Original Research2018 Oct;33(4):360-371.

JOURNAL:Cardiovasc Interv Ther. Article Link

Effect of low-density lipoprotein cholesterol on the geometry of coronary bifurcation lesions and clinical outcomes of coronary interventions in the J-REVERSE registry

Murasato Y, Kinoshita Y, J-REVERSE investigators et al. Keywords: Bifurcation angle; Coronary bifurcation lesion; Intravascular ultrasound; Low-density lipoprotein cholesterol

ABSTRACT

 

We investigated the effect of low-density lipoprotein cholesterol (LDL-C) on the geometry of coronary bifurcationlesions. A total of 300 non-left main bifurcation lesions in 298 patients from J-REVERSE registry were classified according to statin treatment status at admission (NT, non-treated; ST, statin-treated) and were further subdivided based on LDL-C levels with a cutoff of 100 mg/dL (NT-high, n = 76 lesions; NT-low, n = 46; ST-high, n = 99 and ST-low, n = 79). In addition, a group with strict control of LDL-C (< 70 mg/dL) was defined (ST-SC; n = 19). The NT-high group had higher angled bifurcations compared to that in the NT-low group (59.1° ± 21.5° vs. 50.3° ± 18.6°, p = 0.02). In the multivariate analysis, NT-high group was an independent factor contributing on generation of higher angled (> 80°) lesion (odds ratio 3.77, 95% CI 1.05-13.5, p = 0.04). The NT-low group had more men (95.6 vs. 81.6%, p = 0.03), and greater plaque volume in the distal main vessel (7.1 ± 3.2 mm3/mm vs. 5.7 ± 2.7 mm3/mm, p = 0.02), compared to those in the NT-high group. LDL-C was more likely to remain high after statin treatment in younger patients (65.3 ± 3.6 years vs. 68.6 ± 8.4 years, p = 0.02) and current smokers (36.7 vs. 16.9%, p = 0.004). The ST-SC group had limited luminal volume expansion compared to that in the ST-high group (proximal: 6.7 ± 1.4 mm3/mm vs. 7.7 ± 2.3 mm3/mm, p = 0.04; distal: 5.3 ± 1.5 mm3/mm vs. 6.5 ± 1.9 mm3/mm, p = 0.04), regardless of similar plaque volumes. Elevated LDL-C is likely to promote the generation of higher angled bifurcation lesions and multiple risk factors lead to a more progressed bifurcation lesion even in patients with lower LDL-C levels.

(Saved data entries)
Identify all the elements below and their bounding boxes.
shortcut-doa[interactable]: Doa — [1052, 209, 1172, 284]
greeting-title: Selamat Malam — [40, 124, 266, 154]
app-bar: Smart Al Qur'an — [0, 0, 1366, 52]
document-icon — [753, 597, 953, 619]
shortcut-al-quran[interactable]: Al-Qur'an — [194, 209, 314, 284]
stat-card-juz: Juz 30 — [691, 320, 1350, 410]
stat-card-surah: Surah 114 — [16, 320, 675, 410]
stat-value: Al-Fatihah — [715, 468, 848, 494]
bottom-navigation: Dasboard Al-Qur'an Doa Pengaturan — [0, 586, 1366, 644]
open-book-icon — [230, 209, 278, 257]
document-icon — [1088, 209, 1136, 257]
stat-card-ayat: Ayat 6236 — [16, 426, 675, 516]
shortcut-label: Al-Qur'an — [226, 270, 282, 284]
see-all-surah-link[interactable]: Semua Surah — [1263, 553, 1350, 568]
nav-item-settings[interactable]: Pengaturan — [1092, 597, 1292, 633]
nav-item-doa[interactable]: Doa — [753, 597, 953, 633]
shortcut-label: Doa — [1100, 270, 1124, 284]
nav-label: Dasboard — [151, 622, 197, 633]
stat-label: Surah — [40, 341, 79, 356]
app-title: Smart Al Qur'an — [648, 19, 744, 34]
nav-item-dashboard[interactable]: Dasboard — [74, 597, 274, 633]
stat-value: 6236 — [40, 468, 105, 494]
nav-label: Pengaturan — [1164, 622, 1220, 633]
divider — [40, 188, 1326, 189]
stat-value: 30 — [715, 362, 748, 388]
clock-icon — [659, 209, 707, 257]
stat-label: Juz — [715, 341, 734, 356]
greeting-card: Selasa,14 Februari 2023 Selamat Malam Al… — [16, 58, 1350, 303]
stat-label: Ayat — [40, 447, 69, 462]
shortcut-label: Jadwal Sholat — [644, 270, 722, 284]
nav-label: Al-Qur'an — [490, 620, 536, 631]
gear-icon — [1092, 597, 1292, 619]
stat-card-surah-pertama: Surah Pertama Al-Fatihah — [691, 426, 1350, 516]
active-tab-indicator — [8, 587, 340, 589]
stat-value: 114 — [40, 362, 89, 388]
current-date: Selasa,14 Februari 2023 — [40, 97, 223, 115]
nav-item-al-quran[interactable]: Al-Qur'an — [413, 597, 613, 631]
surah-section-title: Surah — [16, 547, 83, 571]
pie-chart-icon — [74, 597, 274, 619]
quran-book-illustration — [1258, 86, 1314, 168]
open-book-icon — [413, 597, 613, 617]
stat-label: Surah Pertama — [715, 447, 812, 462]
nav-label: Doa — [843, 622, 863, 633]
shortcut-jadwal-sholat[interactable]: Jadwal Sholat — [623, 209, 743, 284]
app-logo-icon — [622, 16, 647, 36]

Work item:
Condense the paragraph of the bifurcation abstract that begins "We investigated the effect" into a short bulleted list that keeps its main facts. Rely on the bifurcation abstract alone.

Task output:
- Aim: to study how LDL-C affects the geometry of coronary bifurcation lesions.
- Sample: 300 non-left main bifurcation lesions in 298 J-REVERSE registry patients. Lesions were grouped by statin status at admission (non-treated or statin-treated) and by LDL-C (cutoff 100 mg/dL): NT-high 76, NT-low 46, ST-high 99, ST-low 79. A strict-control group (LDL-C < 70 mg/dL, ST-SC) had 19.
- NT-high lesions were more sharply angled than NT-low lesions (59.1° vs. 50.3°, p = 0.02). NT-high was an independent factor for lesions angled over 80° (odds ratio 3.77, p = 0.04).
- Compared with NT-high, NT-low had more men (95.6 vs. 81.6%) and greater distal main vessel plaque volume (7.1 vs. 5.7 mm3/mm).
- LDL-C more often stayed high after statin treatment in younger patients and current smokers.
- Despite similar plaque volumes, ST-SC showed less luminal volume expansion than ST-high, both proximally and distally.
- Conclusion: elevated LDL-C likely promotes higher-angled bifurcation lesions. Multiple risk factors lead to more progressed lesions even when LDL-C is lower.